**The task:** In the entries, find all lines that hold the word "legal" and copy them.

**Records to process:**

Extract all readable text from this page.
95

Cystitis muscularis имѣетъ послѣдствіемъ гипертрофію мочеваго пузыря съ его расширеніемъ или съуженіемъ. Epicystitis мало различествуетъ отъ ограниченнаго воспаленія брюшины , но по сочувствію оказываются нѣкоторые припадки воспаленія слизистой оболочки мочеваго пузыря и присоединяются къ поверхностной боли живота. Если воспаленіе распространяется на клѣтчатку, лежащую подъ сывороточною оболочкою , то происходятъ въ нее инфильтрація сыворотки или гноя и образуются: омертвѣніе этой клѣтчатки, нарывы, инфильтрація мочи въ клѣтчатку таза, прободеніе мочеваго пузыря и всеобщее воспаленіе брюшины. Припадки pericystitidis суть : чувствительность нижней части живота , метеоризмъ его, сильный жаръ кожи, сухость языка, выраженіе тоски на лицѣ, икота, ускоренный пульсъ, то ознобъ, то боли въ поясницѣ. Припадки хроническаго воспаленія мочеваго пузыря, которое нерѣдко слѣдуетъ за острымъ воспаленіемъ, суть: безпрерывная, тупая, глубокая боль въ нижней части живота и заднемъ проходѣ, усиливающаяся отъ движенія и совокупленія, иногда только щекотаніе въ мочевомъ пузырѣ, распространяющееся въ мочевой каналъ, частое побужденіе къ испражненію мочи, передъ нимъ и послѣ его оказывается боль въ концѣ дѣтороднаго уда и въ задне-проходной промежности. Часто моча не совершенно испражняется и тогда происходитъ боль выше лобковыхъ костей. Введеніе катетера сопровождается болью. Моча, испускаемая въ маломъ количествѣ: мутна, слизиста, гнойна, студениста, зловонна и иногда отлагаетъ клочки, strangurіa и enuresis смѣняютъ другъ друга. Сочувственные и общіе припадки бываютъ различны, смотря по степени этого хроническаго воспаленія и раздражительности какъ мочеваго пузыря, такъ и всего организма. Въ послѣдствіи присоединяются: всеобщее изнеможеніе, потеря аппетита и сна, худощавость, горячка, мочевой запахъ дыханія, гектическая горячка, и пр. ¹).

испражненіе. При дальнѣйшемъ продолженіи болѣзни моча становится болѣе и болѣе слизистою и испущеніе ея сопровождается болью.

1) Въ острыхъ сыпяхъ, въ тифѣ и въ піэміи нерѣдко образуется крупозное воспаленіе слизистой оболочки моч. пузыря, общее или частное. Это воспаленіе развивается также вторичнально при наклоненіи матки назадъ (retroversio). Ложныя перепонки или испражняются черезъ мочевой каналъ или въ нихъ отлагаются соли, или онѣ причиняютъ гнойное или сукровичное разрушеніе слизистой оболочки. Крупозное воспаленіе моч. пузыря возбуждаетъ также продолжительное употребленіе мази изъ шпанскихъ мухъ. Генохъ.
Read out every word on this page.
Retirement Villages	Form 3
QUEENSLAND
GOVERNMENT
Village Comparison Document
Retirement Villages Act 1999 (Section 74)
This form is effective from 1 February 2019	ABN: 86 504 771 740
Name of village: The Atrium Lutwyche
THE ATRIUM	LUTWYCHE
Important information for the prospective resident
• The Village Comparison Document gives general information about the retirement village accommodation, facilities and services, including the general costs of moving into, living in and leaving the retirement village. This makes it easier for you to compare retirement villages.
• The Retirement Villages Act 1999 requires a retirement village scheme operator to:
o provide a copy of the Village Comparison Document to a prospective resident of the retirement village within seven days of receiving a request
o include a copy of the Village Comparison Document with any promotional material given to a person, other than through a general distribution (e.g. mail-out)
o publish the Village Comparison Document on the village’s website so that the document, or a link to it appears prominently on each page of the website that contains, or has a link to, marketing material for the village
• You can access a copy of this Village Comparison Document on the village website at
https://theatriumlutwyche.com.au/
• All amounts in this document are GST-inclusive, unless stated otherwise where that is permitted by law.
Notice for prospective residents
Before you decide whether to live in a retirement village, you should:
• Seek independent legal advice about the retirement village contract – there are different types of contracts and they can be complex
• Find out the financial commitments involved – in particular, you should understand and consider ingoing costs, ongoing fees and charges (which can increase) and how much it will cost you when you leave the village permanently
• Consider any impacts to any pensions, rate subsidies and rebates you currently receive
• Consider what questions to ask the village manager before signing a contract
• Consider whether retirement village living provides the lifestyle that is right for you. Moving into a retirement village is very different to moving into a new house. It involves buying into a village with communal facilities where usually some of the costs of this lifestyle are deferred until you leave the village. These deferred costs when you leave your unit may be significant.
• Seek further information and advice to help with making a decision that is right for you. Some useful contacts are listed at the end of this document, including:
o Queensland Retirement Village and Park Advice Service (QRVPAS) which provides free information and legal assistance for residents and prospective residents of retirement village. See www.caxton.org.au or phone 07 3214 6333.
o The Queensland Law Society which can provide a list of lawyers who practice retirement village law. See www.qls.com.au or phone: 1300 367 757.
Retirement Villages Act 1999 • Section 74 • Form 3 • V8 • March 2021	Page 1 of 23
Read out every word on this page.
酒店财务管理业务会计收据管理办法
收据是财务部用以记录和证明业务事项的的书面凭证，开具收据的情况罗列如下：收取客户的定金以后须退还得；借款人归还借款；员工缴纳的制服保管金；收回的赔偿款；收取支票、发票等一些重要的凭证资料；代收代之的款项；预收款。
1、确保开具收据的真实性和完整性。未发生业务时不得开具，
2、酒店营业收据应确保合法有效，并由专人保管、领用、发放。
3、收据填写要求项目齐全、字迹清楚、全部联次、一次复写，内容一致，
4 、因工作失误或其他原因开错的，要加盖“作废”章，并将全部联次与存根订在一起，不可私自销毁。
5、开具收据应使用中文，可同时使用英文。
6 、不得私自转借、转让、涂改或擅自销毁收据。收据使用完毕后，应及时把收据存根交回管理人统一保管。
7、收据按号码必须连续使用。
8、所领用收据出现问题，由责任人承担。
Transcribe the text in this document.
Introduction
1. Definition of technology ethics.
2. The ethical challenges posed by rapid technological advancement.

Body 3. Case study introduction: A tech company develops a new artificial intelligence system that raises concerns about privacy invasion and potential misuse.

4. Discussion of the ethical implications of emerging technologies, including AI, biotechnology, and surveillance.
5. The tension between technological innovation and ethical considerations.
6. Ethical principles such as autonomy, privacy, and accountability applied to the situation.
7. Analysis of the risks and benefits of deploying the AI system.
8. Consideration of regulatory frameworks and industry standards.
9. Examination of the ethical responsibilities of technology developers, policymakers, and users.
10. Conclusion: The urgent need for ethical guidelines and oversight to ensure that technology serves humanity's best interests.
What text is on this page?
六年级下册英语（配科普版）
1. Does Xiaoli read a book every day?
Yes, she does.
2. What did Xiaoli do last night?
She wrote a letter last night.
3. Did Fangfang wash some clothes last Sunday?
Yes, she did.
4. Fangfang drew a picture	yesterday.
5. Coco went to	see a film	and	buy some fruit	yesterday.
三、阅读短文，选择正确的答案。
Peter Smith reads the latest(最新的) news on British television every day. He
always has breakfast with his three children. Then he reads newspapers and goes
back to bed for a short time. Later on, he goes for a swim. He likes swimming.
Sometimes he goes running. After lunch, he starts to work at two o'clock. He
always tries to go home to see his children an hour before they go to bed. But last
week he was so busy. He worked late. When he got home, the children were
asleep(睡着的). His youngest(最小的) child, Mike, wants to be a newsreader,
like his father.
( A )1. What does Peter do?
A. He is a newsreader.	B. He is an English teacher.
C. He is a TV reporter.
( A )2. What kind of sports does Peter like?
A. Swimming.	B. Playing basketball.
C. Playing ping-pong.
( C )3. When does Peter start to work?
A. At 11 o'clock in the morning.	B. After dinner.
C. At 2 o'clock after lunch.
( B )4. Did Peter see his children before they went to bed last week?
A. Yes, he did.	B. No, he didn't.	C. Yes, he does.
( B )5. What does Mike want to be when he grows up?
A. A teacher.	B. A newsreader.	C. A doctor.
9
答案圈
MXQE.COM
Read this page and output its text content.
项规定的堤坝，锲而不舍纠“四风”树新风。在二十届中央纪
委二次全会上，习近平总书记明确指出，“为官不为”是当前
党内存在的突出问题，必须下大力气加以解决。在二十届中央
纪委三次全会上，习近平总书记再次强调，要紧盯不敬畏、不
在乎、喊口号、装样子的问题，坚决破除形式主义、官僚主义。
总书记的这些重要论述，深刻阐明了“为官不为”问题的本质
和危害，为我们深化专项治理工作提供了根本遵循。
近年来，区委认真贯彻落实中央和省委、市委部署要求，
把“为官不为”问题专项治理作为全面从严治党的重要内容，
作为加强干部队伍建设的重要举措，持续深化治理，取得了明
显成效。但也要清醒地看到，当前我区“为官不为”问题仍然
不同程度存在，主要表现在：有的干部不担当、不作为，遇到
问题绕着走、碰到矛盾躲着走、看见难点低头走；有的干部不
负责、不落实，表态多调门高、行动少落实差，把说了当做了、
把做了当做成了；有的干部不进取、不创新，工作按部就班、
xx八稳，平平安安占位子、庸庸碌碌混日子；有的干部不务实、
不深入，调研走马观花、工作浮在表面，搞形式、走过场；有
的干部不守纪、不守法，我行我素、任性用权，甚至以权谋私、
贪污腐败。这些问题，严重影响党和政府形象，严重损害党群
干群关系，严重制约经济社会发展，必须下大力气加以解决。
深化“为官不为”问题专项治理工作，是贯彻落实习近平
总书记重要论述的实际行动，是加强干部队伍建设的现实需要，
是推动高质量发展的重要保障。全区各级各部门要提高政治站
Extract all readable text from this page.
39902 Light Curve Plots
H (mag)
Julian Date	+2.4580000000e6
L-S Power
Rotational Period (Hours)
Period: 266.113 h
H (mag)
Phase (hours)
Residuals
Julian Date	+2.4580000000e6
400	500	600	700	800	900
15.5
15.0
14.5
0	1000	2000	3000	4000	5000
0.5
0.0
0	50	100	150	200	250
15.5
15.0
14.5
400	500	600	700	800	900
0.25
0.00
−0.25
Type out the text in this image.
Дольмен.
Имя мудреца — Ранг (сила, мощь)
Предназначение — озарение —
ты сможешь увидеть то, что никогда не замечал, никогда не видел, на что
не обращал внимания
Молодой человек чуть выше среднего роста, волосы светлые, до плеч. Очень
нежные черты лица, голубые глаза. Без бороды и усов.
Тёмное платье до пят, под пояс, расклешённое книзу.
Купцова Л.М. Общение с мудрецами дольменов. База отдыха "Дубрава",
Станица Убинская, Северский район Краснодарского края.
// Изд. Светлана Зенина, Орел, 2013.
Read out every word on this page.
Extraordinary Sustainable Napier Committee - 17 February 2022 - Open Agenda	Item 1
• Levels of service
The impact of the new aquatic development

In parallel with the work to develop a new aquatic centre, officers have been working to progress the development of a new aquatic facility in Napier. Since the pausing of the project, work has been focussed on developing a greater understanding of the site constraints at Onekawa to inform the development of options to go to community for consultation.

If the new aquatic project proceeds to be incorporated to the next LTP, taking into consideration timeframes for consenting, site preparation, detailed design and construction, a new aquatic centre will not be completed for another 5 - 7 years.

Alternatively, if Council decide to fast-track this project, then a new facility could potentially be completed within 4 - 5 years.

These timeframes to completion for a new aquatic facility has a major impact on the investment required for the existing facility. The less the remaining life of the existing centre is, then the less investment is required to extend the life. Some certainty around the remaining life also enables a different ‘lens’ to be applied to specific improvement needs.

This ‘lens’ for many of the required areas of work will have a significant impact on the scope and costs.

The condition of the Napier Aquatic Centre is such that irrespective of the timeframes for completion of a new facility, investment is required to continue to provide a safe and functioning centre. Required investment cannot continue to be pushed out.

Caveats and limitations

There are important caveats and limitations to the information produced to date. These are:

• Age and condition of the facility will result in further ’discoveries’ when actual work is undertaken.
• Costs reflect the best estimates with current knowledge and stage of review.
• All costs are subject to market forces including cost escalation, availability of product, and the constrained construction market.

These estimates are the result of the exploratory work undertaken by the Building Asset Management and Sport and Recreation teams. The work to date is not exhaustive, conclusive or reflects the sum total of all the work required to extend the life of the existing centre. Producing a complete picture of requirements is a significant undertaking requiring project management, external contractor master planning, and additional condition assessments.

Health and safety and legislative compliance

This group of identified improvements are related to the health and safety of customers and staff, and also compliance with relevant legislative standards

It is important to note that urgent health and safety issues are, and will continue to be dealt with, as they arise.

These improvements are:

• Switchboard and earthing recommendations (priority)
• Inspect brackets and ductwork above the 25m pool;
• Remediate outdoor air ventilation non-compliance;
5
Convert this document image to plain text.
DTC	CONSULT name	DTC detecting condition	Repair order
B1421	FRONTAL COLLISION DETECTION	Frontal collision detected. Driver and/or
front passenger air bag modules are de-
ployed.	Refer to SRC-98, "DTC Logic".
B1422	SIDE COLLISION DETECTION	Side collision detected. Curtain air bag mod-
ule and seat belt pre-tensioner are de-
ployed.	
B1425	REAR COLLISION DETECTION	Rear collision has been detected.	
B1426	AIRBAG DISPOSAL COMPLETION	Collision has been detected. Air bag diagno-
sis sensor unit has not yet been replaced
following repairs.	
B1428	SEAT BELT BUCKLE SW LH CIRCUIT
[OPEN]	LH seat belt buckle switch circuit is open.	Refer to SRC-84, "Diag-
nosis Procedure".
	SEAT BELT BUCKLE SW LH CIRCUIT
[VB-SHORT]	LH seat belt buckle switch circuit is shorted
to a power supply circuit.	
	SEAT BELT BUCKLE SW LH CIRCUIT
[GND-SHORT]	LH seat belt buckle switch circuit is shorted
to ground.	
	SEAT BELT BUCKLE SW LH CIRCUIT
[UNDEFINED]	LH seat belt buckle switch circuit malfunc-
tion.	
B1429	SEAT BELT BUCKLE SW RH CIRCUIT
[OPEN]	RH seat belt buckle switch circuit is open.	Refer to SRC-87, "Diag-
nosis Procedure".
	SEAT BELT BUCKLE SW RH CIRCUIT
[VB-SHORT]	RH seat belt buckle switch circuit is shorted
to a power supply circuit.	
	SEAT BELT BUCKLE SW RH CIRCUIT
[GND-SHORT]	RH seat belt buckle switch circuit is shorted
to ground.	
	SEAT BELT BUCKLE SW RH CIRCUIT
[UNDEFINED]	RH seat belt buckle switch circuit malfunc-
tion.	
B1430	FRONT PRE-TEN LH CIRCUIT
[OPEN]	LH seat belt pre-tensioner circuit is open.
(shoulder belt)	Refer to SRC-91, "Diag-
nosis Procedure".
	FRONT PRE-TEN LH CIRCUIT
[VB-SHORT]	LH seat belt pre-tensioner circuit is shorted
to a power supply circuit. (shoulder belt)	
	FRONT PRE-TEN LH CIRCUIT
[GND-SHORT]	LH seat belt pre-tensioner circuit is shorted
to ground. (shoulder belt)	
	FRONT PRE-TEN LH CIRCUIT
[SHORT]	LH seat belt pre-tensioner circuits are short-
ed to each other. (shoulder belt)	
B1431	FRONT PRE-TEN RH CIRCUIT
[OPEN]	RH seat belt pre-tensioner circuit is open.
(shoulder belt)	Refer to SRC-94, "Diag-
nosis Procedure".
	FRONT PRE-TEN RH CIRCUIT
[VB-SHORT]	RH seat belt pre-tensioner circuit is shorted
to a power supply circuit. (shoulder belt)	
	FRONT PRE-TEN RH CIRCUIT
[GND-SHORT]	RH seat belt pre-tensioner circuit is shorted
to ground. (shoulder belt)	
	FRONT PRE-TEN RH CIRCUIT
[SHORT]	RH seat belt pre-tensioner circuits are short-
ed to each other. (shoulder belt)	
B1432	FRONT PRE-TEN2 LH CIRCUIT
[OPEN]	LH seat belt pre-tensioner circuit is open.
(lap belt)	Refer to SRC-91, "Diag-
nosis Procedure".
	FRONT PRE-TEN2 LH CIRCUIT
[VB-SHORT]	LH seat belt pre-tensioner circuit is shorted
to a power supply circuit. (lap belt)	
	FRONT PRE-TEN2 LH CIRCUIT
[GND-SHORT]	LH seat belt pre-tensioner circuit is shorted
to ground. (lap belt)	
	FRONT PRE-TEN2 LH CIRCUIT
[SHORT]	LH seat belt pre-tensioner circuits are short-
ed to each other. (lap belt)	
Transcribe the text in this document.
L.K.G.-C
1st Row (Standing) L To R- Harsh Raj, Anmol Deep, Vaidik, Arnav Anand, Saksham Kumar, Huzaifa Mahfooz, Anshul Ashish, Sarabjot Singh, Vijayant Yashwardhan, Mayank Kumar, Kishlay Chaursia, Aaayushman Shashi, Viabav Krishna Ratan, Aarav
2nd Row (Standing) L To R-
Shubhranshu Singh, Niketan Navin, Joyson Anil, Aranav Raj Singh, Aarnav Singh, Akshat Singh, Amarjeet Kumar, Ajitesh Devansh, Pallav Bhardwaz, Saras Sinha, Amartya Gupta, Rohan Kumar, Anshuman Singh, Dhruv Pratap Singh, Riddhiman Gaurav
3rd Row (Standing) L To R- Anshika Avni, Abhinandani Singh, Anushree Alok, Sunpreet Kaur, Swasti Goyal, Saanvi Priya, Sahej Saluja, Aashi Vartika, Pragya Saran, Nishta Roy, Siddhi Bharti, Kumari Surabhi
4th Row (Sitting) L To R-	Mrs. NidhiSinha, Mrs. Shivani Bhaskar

**Full solution:**
• Seek independent legal advice about the retirement village contract – there are different types of contracts and they can be complex
o Queensland Retirement Village and Park Advice Service (QRVPAS) which provides free information and legal assistance for residents and prospective residents of retirement village. See www.caxton.org.au or phone 07 3214 6333.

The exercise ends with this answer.